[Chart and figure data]
┏━━

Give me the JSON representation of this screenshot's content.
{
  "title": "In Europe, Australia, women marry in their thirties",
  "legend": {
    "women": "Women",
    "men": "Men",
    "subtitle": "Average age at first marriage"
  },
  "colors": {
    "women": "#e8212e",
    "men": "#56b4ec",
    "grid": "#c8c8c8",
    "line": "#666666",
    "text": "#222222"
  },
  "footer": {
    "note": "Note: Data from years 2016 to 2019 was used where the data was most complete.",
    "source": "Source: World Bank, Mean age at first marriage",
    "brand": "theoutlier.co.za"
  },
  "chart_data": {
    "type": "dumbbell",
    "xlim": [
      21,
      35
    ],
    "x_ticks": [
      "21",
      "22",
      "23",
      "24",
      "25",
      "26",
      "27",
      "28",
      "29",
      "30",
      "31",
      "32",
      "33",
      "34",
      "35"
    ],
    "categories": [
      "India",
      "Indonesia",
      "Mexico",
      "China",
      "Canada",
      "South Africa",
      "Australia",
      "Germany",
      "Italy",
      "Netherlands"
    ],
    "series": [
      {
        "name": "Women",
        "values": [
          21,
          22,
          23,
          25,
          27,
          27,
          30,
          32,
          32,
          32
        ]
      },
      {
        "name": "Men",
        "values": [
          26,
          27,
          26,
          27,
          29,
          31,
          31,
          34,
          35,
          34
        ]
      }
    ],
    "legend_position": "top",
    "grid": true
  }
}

┗━━

AIM: Output the full listing without altering anything.

SOLUTION TO THIS EXERCISE:
Give me the JSON representation of this screenshot's content.
{
  "title": "In Europe, Australia, women marry in their thirties",
  "legend": {
    "women": "Women",
    "men": "Men",
    "subtitle": "Average age at first marriage"
  },
  "colors": {
    "women": "#e8212e",
    "men": "#56b4ec",
    "grid": "#c8c8c8",
    "line": "#666666",
    "text": "#222222"
  },
  "footer": {
    "note": "Note: Data from years 2016 to 2019 was used where the data was most complete.",
    "source": "Source: World Bank, Mean age at first marriage",
    "brand": "theoutlier.co.za"
  },
  "chart_data": {
    "type": "dumbbell",
    "xlim": [
      21,
      35
    ],
    "x_ticks": [
      "21",
      "22",
      "23",
      "24",
      "25",
      "26",
      "27",
      "28",
      "29",
      "30",
      "31",
      "32",
      "33",
      "34",
      "35"
    ],
    "categories": [
      "India",
      "Indonesia",
      "Mexico",
      "China",
      "Canada",
      "South Africa",
      "Australia",
      "Germany",
      "Italy",
      "Netherlands"
    ],
    "series": [
      {
        "name": "Women",
        "values": [
          21,
          22,
          23,
          25,
          27,
          27,
          30,
          32,
          32,
          32
        ]
      },
      {
        "name": "Men",
        "values": [
          26,
          27,
          26,
          27,
          29,
          31,
          31,
          34,
          35,
          34
        ]
      }
    ],
    "legend_position": "top",
    "grid": true
  }
}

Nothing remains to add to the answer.